>> Begin Data entries

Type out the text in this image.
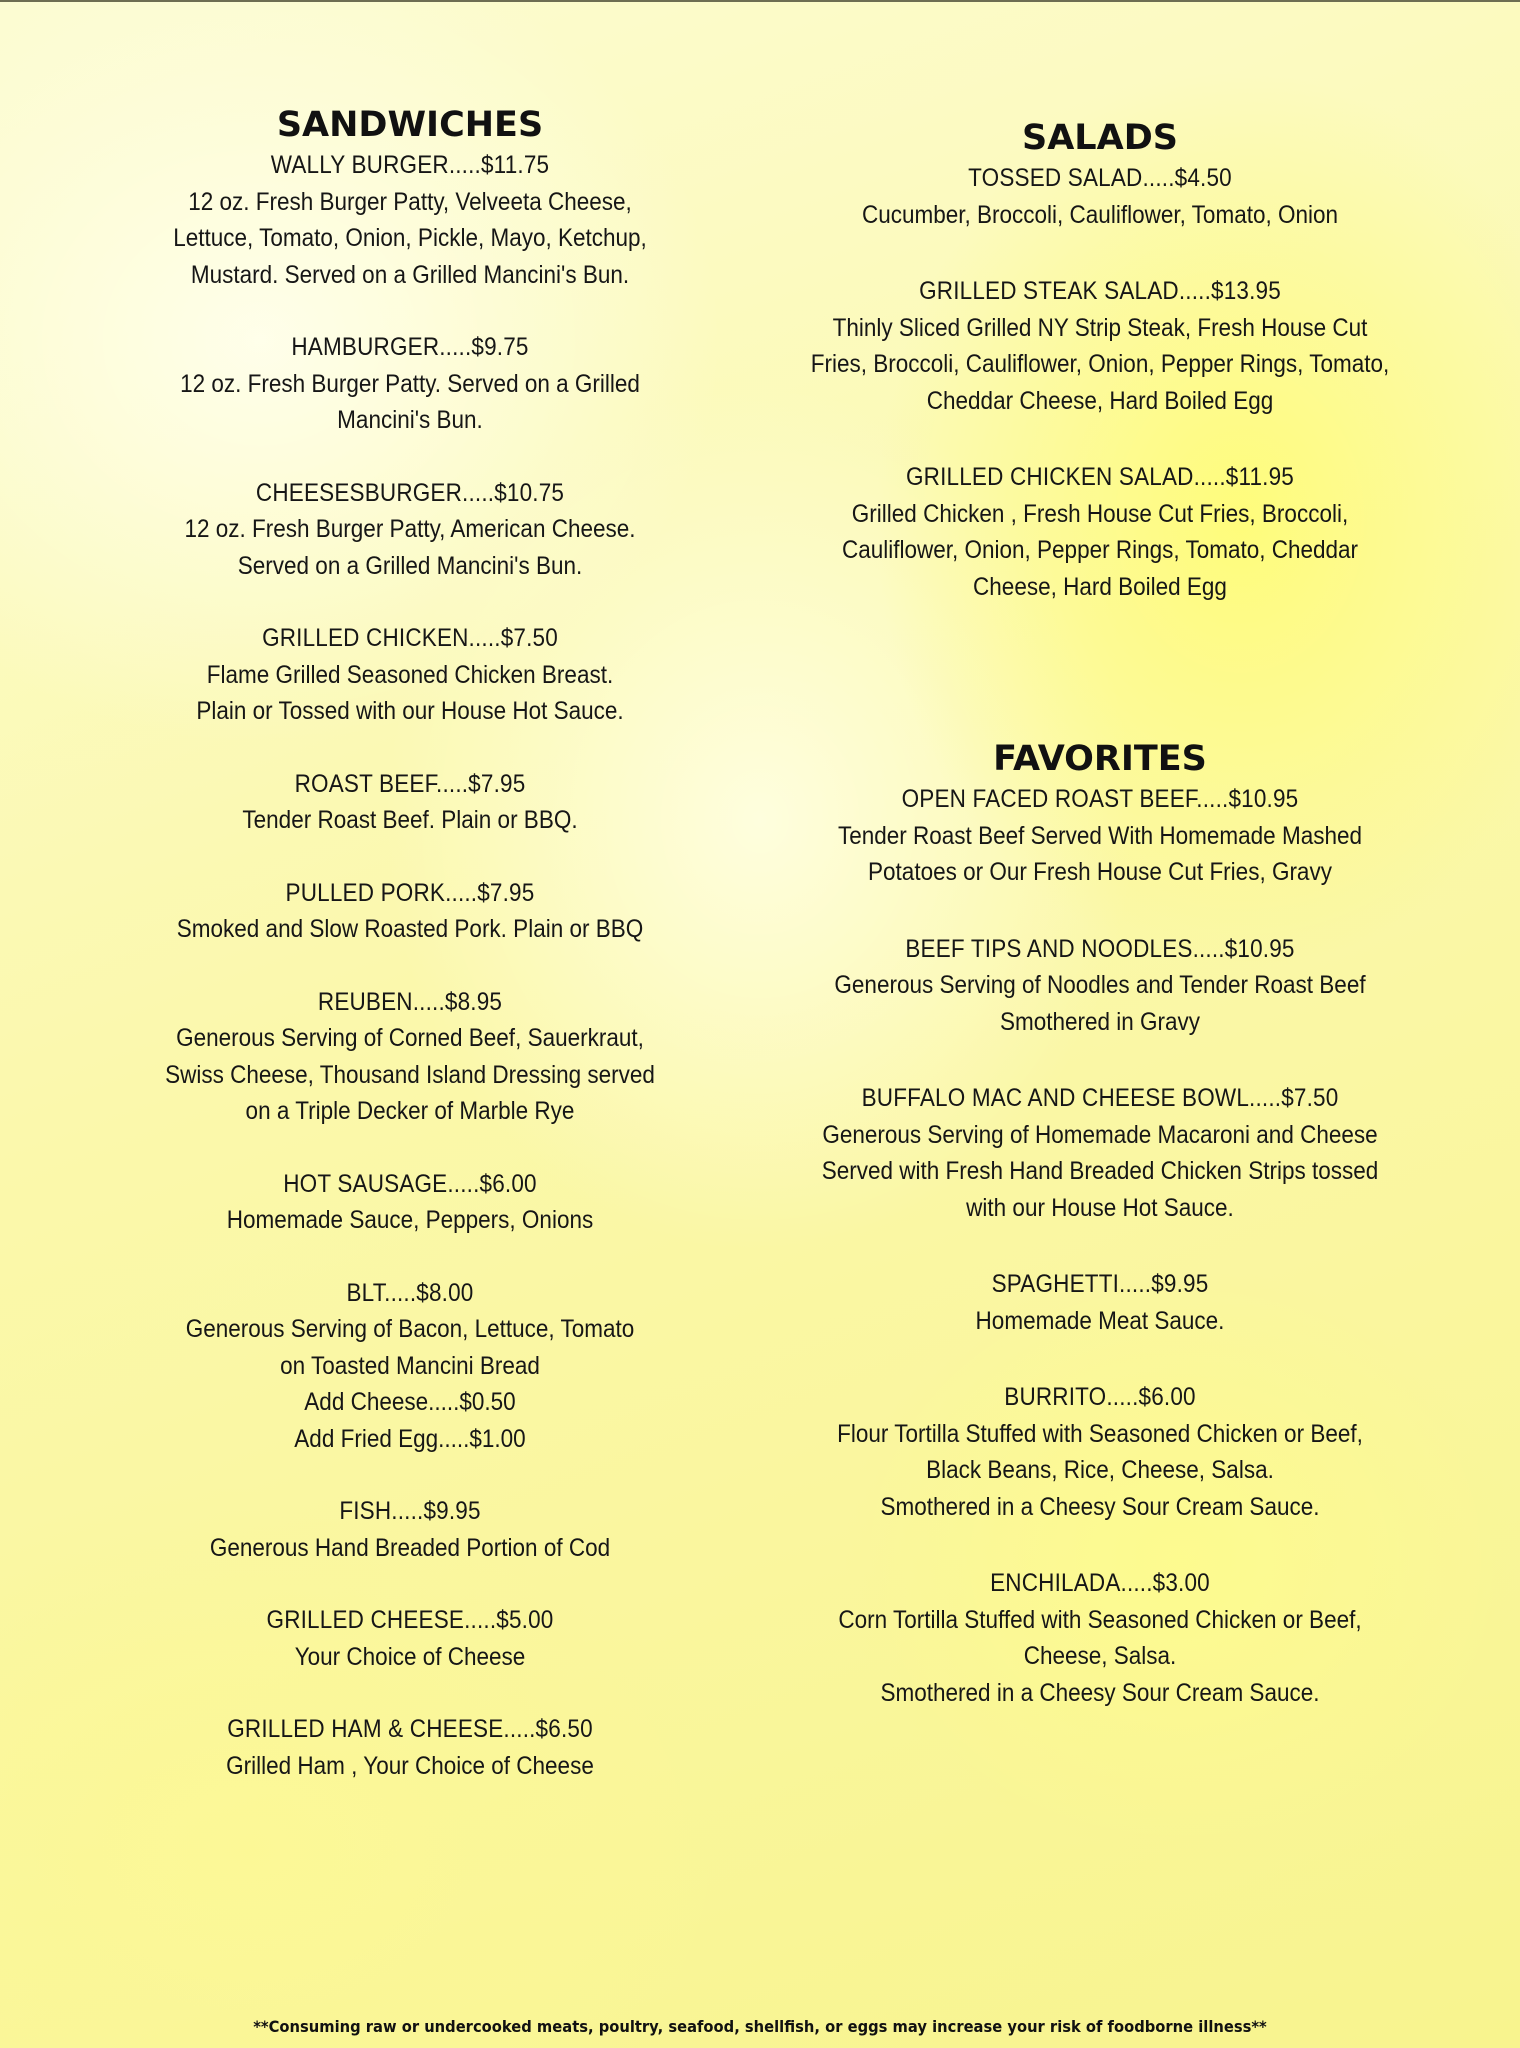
SANDWICHES
WALLY BURGER.....$11.75
12 oz. Fresh Burger Patty, Velveeta Cheese,
Lettuce, Tomato, Onion, Pickle, Mayo, Ketchup,
Mustard. Served on a Grilled Mancini's Bun.
HAMBURGER.....$9.75
12 oz. Fresh Burger Patty. Served on a Grilled
Mancini's Bun.
CHEESESBURGER.....$10.75
12 oz. Fresh Burger Patty, American Cheese.
Served on a Grilled Mancini's Bun.
GRILLED CHICKEN.....$7.50
Flame Grilled Seasoned Chicken Breast.
Plain or Tossed with our House Hot Sauce.
ROAST BEEF.....$7.95
Tender Roast Beef. Plain or BBQ.
PULLED PORK.....$7.95
Smoked and Slow Roasted Pork. Plain or BBQ
REUBEN.....$8.95
Generous Serving of Corned Beef, Sauerkraut,
Swiss Cheese, Thousand Island Dressing served
on a Triple Decker of Marble Rye
HOT SAUSAGE.....$6.00
Homemade Sauce, Peppers, Onions
BLT.....$8.00
Generous Serving of Bacon, Lettuce, Tomato
on Toasted Mancini Bread
Add Cheese.....$0.50
Add Fried Egg.....$1.00
FISH.....$9.95
Generous Hand Breaded Portion of Cod
GRILLED CHEESE.....$5.00
Your Choice of Cheese
GRILLED HAM & CHEESE.....$6.50
Grilled Ham , Your Choice of Cheese
SALADS
TOSSED SALAD.....$4.50
Cucumber, Broccoli, Cauliflower, Tomato, Onion
GRILLED STEAK SALAD.....$13.95
Thinly Sliced Grilled NY Strip Steak, Fresh House Cut
Fries, Broccoli, Cauliflower, Onion, Pepper Rings, Tomato,
Cheddar Cheese, Hard Boiled Egg
GRILLED CHICKEN SALAD.....$11.95
Grilled Chicken , Fresh House Cut Fries, Broccoli,
Cauliflower, Onion, Pepper Rings, Tomato, Cheddar
Cheese, Hard Boiled Egg
FAVORITES
OPEN FACED ROAST BEEF.....$10.95
Tender Roast Beef Served With Homemade Mashed
Potatoes or Our Fresh House Cut Fries, Gravy
BEEF TIPS AND NOODLES.....$10.95
Generous Serving of Noodles and Tender Roast Beef
Smothered in Gravy
BUFFALO MAC AND CHEESE BOWL.....$7.50
Generous Serving of Homemade Macaroni and Cheese
Served with Fresh Hand Breaded Chicken Strips tossed
with our House Hot Sauce.
SPAGHETTI.....$9.95
Homemade Meat Sauce.
BURRITO.....$6.00
Flour Tortilla Stuffed with Seasoned Chicken or Beef,
Black Beans, Rice, Cheese, Salsa.
Smothered in a Cheesy Sour Cream Sauce.
ENCHILADA.....$3.00
Corn Tortilla Stuffed with Seasoned Chicken or Beef,
Cheese, Salsa.
Smothered in a Cheesy Sour Cream Sauce.
**Consuming raw or undercooked meats, poultry, seafood, shellfish, or eggs may increase your risk of foodborne illness**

>> End Data entries

Exercise description: Copy out all lines where the word "Boiled" appears.

Solved exercise:
Cheddar Cheese, Hard Boiled Egg
Cheese, Hard Boiled Egg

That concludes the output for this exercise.